EXERCISE PROMPT: Count the lines in the records below that contain the string "submission", with case counting, and give only the number.

RECORDED INFORMATION:
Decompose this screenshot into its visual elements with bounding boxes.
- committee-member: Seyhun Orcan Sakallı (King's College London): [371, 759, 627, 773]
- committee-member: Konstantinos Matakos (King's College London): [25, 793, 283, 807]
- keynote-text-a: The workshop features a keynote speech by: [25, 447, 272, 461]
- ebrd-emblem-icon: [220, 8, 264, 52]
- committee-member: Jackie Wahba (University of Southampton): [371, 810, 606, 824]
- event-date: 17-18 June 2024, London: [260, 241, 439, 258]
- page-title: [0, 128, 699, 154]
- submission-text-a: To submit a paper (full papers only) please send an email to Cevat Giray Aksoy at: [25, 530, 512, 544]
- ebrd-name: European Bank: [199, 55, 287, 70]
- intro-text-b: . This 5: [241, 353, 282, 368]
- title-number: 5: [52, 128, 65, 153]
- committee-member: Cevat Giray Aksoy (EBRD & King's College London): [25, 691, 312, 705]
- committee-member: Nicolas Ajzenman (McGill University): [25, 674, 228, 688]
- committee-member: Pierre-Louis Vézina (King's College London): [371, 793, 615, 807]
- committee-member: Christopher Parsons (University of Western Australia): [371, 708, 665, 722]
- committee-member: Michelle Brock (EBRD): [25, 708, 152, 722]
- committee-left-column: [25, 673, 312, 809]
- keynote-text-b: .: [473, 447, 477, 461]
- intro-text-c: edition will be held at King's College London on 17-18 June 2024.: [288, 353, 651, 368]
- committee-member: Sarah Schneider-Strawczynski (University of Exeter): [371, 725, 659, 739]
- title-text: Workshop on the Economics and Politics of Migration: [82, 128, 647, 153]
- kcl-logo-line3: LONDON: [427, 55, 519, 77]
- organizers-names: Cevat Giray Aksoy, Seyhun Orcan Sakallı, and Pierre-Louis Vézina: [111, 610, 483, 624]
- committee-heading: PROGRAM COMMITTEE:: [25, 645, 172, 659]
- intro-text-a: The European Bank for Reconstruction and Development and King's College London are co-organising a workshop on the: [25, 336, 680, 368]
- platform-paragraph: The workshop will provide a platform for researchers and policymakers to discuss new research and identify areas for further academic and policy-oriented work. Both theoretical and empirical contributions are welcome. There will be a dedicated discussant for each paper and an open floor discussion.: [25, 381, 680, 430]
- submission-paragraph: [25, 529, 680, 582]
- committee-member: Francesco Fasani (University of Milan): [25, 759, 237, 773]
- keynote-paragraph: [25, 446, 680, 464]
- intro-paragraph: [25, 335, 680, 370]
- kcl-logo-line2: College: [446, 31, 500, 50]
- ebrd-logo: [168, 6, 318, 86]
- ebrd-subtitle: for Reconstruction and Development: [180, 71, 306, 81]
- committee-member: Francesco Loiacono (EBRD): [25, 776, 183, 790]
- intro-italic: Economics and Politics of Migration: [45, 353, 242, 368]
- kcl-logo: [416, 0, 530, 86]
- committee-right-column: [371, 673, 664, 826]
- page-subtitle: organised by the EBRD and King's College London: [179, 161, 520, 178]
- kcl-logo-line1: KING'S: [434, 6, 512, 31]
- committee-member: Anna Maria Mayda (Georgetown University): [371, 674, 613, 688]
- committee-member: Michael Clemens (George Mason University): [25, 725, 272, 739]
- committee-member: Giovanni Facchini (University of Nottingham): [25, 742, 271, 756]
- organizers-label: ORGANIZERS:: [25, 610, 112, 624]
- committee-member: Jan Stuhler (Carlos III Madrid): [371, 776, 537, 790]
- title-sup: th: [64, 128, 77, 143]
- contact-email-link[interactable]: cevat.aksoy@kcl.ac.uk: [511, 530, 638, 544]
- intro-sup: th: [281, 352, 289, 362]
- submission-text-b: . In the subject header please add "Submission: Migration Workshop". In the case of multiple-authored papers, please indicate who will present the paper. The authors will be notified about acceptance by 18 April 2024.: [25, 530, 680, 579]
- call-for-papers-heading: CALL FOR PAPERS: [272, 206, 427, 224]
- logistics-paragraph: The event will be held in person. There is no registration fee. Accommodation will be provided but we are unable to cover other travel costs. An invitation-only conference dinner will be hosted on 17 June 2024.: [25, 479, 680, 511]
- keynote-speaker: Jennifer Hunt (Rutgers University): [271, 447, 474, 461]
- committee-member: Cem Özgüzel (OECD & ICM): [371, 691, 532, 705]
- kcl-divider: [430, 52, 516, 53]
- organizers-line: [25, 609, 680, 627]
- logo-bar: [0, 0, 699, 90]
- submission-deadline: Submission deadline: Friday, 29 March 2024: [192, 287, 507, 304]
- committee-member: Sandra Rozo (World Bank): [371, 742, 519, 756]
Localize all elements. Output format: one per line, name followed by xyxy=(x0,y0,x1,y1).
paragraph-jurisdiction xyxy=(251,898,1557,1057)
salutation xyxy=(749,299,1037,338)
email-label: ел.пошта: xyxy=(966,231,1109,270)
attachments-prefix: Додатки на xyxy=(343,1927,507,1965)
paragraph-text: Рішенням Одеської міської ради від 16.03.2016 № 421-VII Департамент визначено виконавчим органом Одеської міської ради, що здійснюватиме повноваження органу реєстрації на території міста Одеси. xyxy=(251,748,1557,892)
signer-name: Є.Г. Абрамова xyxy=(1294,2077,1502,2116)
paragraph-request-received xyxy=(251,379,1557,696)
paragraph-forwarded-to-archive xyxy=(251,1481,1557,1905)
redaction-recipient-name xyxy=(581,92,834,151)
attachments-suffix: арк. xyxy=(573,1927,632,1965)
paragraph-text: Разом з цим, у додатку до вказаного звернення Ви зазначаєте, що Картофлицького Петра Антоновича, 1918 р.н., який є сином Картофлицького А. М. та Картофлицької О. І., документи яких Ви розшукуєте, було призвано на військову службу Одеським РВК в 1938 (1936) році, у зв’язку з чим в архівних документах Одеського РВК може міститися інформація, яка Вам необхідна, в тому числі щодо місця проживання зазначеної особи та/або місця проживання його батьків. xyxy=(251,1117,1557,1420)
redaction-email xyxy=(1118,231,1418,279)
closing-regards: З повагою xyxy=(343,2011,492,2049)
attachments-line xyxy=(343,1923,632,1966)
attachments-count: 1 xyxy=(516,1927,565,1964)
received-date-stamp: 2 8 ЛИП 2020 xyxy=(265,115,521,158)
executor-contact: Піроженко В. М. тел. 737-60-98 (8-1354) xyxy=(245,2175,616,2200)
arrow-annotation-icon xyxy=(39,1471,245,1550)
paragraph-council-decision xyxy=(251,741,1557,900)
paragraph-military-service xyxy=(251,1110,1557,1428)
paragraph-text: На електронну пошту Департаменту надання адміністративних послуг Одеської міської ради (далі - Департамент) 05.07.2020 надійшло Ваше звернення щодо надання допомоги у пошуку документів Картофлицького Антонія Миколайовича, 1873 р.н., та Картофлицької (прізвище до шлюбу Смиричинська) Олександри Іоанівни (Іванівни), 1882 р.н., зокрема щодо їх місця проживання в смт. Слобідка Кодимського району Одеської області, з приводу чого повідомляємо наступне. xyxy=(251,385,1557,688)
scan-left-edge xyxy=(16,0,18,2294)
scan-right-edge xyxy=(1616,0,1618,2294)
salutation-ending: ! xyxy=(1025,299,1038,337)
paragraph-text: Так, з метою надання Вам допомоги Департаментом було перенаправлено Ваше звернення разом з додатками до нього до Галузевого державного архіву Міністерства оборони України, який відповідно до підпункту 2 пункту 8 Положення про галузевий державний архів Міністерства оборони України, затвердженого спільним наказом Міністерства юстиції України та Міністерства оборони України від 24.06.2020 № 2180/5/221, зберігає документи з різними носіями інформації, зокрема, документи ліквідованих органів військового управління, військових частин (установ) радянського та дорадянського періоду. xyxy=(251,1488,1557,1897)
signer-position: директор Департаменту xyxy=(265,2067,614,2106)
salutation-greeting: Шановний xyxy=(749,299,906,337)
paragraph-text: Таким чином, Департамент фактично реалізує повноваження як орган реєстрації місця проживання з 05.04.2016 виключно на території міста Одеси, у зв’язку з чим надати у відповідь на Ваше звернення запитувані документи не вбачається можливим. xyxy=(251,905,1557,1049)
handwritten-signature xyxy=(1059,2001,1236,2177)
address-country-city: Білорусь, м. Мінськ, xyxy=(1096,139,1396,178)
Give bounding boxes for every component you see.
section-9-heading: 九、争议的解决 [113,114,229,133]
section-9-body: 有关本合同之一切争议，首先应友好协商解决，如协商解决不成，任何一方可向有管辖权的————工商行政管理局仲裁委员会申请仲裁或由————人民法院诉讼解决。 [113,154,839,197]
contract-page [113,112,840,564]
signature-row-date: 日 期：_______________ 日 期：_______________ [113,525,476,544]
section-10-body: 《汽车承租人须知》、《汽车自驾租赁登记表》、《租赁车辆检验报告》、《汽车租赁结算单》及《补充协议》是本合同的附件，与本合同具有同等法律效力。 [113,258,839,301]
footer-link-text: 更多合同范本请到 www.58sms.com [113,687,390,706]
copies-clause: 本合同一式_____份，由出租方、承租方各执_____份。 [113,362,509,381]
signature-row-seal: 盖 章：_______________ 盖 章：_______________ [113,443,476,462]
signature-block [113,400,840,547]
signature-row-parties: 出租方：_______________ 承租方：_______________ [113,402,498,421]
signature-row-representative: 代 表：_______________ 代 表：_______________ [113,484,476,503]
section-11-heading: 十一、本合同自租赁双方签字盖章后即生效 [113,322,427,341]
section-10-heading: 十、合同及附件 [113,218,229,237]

CORRECT OUTPUT: 4